### WORK TO BE COMPLETED
Would you copy out the whole listing exactly as given?

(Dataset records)

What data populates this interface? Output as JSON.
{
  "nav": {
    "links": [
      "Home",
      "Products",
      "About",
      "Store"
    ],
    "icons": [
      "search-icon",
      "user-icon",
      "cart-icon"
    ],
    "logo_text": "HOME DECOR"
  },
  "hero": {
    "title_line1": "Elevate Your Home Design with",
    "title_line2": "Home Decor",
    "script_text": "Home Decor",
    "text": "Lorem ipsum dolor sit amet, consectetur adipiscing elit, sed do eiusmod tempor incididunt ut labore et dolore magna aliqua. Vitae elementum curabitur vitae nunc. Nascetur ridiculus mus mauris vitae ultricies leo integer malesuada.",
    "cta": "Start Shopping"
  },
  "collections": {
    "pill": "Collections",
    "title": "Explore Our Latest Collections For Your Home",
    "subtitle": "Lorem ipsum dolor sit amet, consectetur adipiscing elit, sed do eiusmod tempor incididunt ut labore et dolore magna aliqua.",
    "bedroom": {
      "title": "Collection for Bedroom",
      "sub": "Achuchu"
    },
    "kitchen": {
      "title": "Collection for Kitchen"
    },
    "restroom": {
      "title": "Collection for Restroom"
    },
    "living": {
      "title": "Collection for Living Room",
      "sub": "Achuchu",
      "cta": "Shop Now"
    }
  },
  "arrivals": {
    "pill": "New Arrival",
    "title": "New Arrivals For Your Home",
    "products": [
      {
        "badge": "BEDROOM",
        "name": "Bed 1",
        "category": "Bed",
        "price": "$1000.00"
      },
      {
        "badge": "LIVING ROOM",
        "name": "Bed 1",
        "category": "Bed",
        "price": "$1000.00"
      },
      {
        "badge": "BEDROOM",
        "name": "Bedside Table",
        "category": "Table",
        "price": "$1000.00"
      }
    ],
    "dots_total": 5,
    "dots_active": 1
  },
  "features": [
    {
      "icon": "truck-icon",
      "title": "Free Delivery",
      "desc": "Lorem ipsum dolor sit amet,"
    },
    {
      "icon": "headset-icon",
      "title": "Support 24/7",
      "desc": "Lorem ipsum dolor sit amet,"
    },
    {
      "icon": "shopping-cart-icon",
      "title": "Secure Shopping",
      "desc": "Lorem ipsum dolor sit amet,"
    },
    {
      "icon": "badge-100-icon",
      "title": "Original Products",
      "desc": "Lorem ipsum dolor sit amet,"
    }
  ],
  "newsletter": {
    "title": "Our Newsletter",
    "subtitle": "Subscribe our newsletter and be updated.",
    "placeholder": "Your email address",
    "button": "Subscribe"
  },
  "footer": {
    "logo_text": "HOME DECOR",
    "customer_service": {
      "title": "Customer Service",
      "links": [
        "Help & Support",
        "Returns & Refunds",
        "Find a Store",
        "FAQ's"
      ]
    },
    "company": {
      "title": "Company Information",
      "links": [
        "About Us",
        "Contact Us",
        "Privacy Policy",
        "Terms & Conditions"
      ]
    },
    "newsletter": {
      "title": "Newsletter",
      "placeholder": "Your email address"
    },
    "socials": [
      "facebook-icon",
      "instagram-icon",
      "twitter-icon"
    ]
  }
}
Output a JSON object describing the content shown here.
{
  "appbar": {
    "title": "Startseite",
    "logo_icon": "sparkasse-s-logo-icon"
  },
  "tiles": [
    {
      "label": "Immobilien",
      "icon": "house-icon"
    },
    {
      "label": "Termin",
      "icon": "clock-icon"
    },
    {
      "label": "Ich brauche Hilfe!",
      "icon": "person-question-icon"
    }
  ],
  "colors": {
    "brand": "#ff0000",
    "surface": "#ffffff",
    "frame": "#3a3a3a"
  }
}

### ANSWER TO THE EXERCISE
What data populates this interface? Output as JSON.
{
  "nav": {
    "links": [
      "Home",
      "Products",
      "About",
      "Store"
    ],
    "icons": [
      "search-icon",
      "user-icon",
      "cart-icon"
    ],
    "logo_text": "HOME DECOR"
  },
  "hero": {
    "title_line1": "Elevate Your Home Design with",
    "title_line2": "Home Decor",
    "script_text": "Home Decor",
    "text": "Lorem ipsum dolor sit amet, consectetur adipiscing elit, sed do eiusmod tempor incididunt ut labore et dolore magna aliqua. Vitae elementum curabitur vitae nunc. Nascetur ridiculus mus mauris vitae ultricies leo integer malesuada.",
    "cta": "Start Shopping"
  },
  "collections": {
    "pill": "Collections",
    "title": "Explore Our Latest Collections For Your Home",
    "subtitle": "Lorem ipsum dolor sit amet, consectetur adipiscing elit, sed do eiusmod tempor incididunt ut labore et dolore magna aliqua.",
    "bedroom": {
      "title": "Collection for Bedroom",
      "sub": "Achuchu"
    },
    "kitchen": {
      "title": "Collection for Kitchen"
    },
    "restroom": {
      "title": "Collection for Restroom"
    },
    "living": {
      "title": "Collection for Living Room",
      "sub": "Achuchu",
      "cta": "Shop Now"
    }
  },
  "arrivals": {
    "pill": "New Arrival",
    "title": "New Arrivals For Your Home",
    "products": [
      {
        "badge": "BEDROOM",
        "name": "Bed 1",
        "category": "Bed",
        "price": "$1000.00"
      },
      {
        "badge": "LIVING ROOM",
        "name": "Bed 1",
        "category": "Bed",
        "price": "$1000.00"
      },
      {
        "badge": "BEDROOM",
        "name": "Bedside Table",
        "category": "Table",
        "price": "$1000.00"
      }
    ],
    "dots_total": 5,
    "dots_active": 1
  },
  "features": [
    {
      "icon": "truck-icon",
      "title": "Free Delivery",
      "desc": "Lorem ipsum dolor sit amet,"
    },
    {
      "icon": "headset-icon",
      "title": "Support 24/7",
      "desc": "Lorem ipsum dolor sit amet,"
    },
    {
      "icon": "shopping-cart-icon",
      "title": "Secure Shopping",
      "desc": "Lorem ipsum dolor sit amet,"
    },
    {
      "icon": "badge-100-icon",
      "title": "Original Products",
      "desc": "Lorem ipsum dolor sit amet,"
    }
  ],
  "newsletter": {
    "title": "Our Newsletter",
    "subtitle": "Subscribe our newsletter and be updated.",
    "placeholder": "Your email address",
    "button": "Subscribe"
  },
  "footer": {
    "logo_text": "HOME DECOR",
    "customer_service": {
      "title": "Customer Service",
      "links": [
        "Help & Support",
        "Returns & Refunds",
        "Find a Store",
        "FAQ's"
      ]
    },
    "company": {
      "title": "Company Information",
      "links": [
        "About Us",
        "Contact Us",
        "Privacy Policy",
        "Terms & Conditions"
      ]
    },
    "newsletter": {
      "title": "Newsletter",
      "placeholder": "Your email address"
    },
    "socials": [
      "facebook-icon",
      "instagram-icon",
      "twitter-icon"
    ]
  }
}
Output a JSON object describing the content shown here.
{
  "appbar": {
    "title": "Startseite",
    "logo_icon": "sparkasse-s-logo-icon"
  },
  "tiles": [
    {
      "label": "Immobilien",
      "icon": "house-icon"
    },
    {
      "label": "Termin",
      "icon": "clock-icon"
    },
    {
      "label": "Ich brauche Hilfe!",
      "icon": "person-question-icon"
    }
  ],
  "colors": {
    "brand": "#ff0000",
    "surface": "#ffffff",
    "frame": "#3a3a3a"
  }
}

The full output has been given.